AIM OF THE EXERCISE: Repeat the lines that follow, leaving nothing out.

Records contained in a dataset:
— start —
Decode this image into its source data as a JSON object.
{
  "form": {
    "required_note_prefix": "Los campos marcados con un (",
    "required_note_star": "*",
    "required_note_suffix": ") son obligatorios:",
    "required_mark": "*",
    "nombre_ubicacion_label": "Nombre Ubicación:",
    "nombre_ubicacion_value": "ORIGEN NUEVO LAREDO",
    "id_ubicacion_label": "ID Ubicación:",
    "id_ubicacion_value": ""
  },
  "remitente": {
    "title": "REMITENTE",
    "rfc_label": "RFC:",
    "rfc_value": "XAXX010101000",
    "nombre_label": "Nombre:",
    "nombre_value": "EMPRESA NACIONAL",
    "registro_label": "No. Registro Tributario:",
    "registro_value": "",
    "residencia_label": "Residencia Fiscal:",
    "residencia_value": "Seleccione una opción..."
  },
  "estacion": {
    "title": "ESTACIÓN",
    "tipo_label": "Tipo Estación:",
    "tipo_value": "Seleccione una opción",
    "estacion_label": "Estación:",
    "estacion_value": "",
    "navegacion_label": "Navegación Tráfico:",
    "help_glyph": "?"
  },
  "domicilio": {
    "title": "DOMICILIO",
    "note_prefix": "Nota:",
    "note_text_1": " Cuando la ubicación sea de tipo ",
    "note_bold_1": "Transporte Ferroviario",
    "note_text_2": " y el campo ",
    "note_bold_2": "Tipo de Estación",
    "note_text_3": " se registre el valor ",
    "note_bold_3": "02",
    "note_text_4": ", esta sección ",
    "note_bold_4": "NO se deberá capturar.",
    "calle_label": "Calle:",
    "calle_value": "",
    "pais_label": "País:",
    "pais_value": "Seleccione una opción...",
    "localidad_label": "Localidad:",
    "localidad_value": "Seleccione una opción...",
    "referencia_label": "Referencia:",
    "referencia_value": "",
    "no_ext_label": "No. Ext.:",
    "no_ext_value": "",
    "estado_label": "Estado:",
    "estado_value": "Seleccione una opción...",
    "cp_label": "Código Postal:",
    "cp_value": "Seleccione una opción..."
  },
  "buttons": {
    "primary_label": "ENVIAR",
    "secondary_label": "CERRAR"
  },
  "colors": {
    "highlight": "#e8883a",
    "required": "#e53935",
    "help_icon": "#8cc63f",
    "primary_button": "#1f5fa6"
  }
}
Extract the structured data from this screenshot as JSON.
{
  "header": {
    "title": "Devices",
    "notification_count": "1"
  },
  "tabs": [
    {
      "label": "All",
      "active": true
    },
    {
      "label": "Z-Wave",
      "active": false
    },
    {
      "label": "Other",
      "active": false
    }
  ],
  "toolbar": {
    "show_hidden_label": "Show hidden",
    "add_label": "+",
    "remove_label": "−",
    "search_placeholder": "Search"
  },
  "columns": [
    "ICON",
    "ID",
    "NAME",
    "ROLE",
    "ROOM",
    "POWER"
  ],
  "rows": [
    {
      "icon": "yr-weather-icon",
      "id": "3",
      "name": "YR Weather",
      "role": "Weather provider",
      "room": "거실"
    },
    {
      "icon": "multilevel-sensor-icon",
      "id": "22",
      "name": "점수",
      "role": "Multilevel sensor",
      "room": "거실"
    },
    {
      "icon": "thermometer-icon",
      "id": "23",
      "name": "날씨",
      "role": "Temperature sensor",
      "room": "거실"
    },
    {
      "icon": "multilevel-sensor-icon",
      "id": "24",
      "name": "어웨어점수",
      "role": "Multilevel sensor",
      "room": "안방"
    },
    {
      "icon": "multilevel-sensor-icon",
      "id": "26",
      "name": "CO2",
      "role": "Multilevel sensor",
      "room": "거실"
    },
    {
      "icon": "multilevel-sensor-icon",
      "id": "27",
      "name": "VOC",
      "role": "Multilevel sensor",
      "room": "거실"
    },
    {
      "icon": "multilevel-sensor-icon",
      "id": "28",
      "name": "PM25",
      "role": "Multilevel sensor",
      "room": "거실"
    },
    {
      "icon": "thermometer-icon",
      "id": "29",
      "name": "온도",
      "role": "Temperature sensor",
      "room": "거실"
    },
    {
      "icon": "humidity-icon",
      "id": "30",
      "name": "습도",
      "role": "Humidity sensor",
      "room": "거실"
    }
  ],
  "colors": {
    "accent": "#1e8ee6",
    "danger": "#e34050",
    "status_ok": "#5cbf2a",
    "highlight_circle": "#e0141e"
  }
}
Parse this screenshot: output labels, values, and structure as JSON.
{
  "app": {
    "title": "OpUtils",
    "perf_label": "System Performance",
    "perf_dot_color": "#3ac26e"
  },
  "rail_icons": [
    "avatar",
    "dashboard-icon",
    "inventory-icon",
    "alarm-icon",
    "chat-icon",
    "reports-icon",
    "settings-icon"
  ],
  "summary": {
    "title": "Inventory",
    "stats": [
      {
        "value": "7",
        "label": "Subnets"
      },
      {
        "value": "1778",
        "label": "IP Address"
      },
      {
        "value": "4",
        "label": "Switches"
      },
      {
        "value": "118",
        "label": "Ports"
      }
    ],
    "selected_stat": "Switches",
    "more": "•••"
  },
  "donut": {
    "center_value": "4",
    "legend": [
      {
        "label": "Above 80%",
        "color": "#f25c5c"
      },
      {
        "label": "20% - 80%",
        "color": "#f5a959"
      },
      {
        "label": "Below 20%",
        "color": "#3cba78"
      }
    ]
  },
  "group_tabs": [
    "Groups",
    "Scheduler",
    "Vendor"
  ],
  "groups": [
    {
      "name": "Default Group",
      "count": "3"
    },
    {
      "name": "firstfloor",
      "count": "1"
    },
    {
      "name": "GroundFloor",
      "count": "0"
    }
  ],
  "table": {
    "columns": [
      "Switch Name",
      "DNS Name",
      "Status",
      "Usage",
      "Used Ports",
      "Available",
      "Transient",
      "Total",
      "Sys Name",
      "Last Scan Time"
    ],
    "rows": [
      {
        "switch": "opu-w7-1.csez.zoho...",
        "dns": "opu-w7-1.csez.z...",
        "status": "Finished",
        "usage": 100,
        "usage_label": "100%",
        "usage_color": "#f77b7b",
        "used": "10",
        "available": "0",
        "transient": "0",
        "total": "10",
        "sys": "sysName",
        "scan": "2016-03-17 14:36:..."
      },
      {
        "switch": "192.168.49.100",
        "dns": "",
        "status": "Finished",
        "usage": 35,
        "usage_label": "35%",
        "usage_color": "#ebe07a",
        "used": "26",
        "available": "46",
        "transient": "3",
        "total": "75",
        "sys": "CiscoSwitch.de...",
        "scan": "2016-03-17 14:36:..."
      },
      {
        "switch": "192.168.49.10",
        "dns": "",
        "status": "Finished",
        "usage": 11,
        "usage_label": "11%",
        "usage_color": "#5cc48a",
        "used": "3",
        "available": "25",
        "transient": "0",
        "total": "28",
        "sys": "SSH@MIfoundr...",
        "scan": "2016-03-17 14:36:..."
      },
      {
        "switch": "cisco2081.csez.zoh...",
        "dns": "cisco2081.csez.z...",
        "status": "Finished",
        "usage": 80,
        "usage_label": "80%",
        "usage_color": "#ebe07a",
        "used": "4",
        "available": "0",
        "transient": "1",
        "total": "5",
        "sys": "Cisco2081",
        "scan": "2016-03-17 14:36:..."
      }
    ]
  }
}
— end —
COMPLETE RESPONSE:
Decode this image into its source data as a JSON object.
{
  "form": {
    "required_note_prefix": "Los campos marcados con un (",
    "required_note_star": "*",
    "required_note_suffix": ") son obligatorios:",
    "required_mark": "*",
    "nombre_ubicacion_label": "Nombre Ubicación:",
    "nombre_ubicacion_value": "ORIGEN NUEVO LAREDO",
    "id_ubicacion_label": "ID Ubicación:",
    "id_ubicacion_value": ""
  },
  "remitente": {
    "title": "REMITENTE",
    "rfc_label": "RFC:",
    "rfc_value": "XAXX010101000",
    "nombre_label": "Nombre:",
    "nombre_value": "EMPRESA NACIONAL",
    "registro_label": "No. Registro Tributario:",
    "registro_value": "",
    "residencia_label": "Residencia Fiscal:",
    "residencia_value": "Seleccione una opción..."
  },
  "estacion": {
    "title": "ESTACIÓN",
    "tipo_label": "Tipo Estación:",
    "tipo_value": "Seleccione una opción",
    "estacion_label": "Estación:",
    "estacion_value": "",
    "navegacion_label": "Navegación Tráfico:",
    "help_glyph": "?"
  },
  "domicilio": {
    "title": "DOMICILIO",
    "note_prefix": "Nota:",
    "note_text_1": " Cuando la ubicación sea de tipo ",
    "note_bold_1": "Transporte Ferroviario",
    "note_text_2": " y el campo ",
    "note_bold_2": "Tipo de Estación",
    "note_text_3": " se registre el valor ",
    "note_bold_3": "02",
    "note_text_4": ", esta sección ",
    "note_bold_4": "NO se deberá capturar.",
    "calle_label": "Calle:",
    "calle_value": "",
    "pais_label": "País:",
    "pais_value": "Seleccione una opción...",
    "localidad_label": "Localidad:",
    "localidad_value": "Seleccione una opción...",
    "referencia_label": "Referencia:",
    "referencia_value": "",
    "no_ext_label": "No. Ext.:",
    "no_ext_value": "",
    "estado_label": "Estado:",
    "estado_value": "Seleccione una opción...",
    "cp_label": "Código Postal:",
    "cp_value": "Seleccione una opción..."
  },
  "buttons": {
    "primary_label": "ENVIAR",
    "secondary_label": "CERRAR"
  },
  "colors": {
    "highlight": "#e8883a",
    "required": "#e53935",
    "help_icon": "#8cc63f",
    "primary_button": "#1f5fa6"
  }
}
Extract the structured data from this screenshot as JSON.
{
  "header": {
    "title": "Devices",
    "notification_count": "1"
  },
  "tabs": [
    {
      "label": "All",
      "active": true
    },
    {
      "label": "Z-Wave",
      "active": false
    },
    {
      "label": "Other",
      "active": false
    }
  ],
  "toolbar": {
    "show_hidden_label": "Show hidden",
    "add_label": "+",
    "remove_label": "−",
    "search_placeholder": "Search"
  },
  "columns": [
    "ICON",
    "ID",
    "NAME",
    "ROLE",
    "ROOM",
    "POWER"
  ],
  "rows": [
    {
      "icon": "yr-weather-icon",
      "id": "3",
      "name": "YR Weather",
      "role": "Weather provider",
      "room": "거실"
    },
    {
      "icon": "multilevel-sensor-icon",
      "id": "22",
      "name": "점수",
      "role": "Multilevel sensor",
      "room": "거실"
    },
    {
      "icon": "thermometer-icon",
      "id": "23",
      "name": "날씨",
      "role": "Temperature sensor",
      "room": "거실"
    },
    {
      "icon": "multilevel-sensor-icon",
      "id": "24",
      "name": "어웨어점수",
      "role": "Multilevel sensor",
      "room": "안방"
    },
    {
      "icon": "multilevel-sensor-icon",
      "id": "26",
      "name": "CO2",
      "role": "Multilevel sensor",
      "room": "거실"
    },
    {
      "icon": "multilevel-sensor-icon",
      "id": "27",
      "name": "VOC",
      "role": "Multilevel sensor",
      "room": "거실"
    },
    {
      "icon": "multilevel-sensor-icon",
      "id": "28",
      "name": "PM25",
      "role": "Multilevel sensor",
      "room": "거실"
    },
    {
      "icon": "thermometer-icon",
      "id": "29",
      "name": "온도",
      "role": "Temperature sensor",
      "room": "거실"
    },
    {
      "icon": "humidity-icon",
      "id": "30",
      "name": "습도",
      "role": "Humidity sensor",
      "room": "거실"
    }
  ],
  "colors": {
    "accent": "#1e8ee6",
    "danger": "#e34050",
    "status_ok": "#5cbf2a",
    "highlight_circle": "#e0141e"
  }
}
Parse this screenshot: output labels, values, and structure as JSON.
{
  "app": {
    "title": "OpUtils",
    "perf_label": "System Performance",
    "perf_dot_color": "#3ac26e"
  },
  "rail_icons": [
    "avatar",
    "dashboard-icon",
    "inventory-icon",
    "alarm-icon",
    "chat-icon",
    "reports-icon",
    "settings-icon"
  ],
  "summary": {
    "title": "Inventory",
    "stats": [
      {
        "value": "7",
        "label": "Subnets"
      },
      {
        "value": "1778",
        "label": "IP Address"
      },
      {
        "value": "4",
        "label": "Switches"
      },
      {
        "value": "118",
        "label": "Ports"
      }
    ],
    "selected_stat": "Switches",
    "more": "•••"
  },
  "donut": {
    "center_value": "4",
    "legend": [
      {
        "label": "Above 80%",
        "color": "#f25c5c"
      },
      {
        "label": "20% - 80%",
        "color": "#f5a959"
      },
      {
        "label": "Below 20%",
        "color": "#3cba78"
      }
    ]
  },
  "group_tabs": [
    "Groups",
    "Scheduler",
    "Vendor"
  ],
  "groups": [
    {
      "name": "Default Group",
      "count": "3"
    },
    {
      "name": "firstfloor",
      "count": "1"
    },
    {
      "name": "GroundFloor",
      "count": "0"
    }
  ],
  "table": {
    "columns": [
      "Switch Name",
      "DNS Name",
      "Status",
      "Usage",
      "Used Ports",
      "Available",
      "Transient",
      "Total",
      "Sys Name",
      "Last Scan Time"
    ],
    "rows": [
      {
        "switch": "opu-w7-1.csez.zoho...",
        "dns": "opu-w7-1.csez.z...",
        "status": "Finished",
        "usage": 100,
        "usage_label": "100%",
        "usage_color": "#f77b7b",
        "used": "10",
        "available": "0",
        "transient": "0",
        "total": "10",
        "sys": "sysName",
        "scan": "2016-03-17 14:36:..."
      },
      {
        "switch": "192.168.49.100",
        "dns": "",
        "status": "Finished",
        "usage": 35,
        "usage_label": "35%",
        "usage_color": "#ebe07a",
        "used": "26",
        "available": "46",
        "transient": "3",
        "total": "75",
        "sys": "CiscoSwitch.de...",
        "scan": "2016-03-17 14:36:..."
      },
      {
        "switch": "192.168.49.10",
        "dns": "",
        "status": "Finished",
        "usage": 11,
        "usage_label": "11%",
        "usage_color": "#5cc48a",
        "used": "3",
        "available": "25",
        "transient": "0",
        "total": "28",
        "sys": "SSH@MIfoundr...",
        "scan": "2016-03-17 14:36:..."
      },
      {
        "switch": "cisco2081.csez.zoh...",
        "dns": "cisco2081.csez.z...",
        "status": "Finished",
        "usage": 80,
        "usage_label": "80%",
        "usage_color": "#ebe07a",
        "used": "4",
        "available": "0",
        "transient": "1",
        "total": "5",
        "sys": "Cisco2081",
        "scan": "2016-03-17 14:36:..."
      }
    ]
  }
}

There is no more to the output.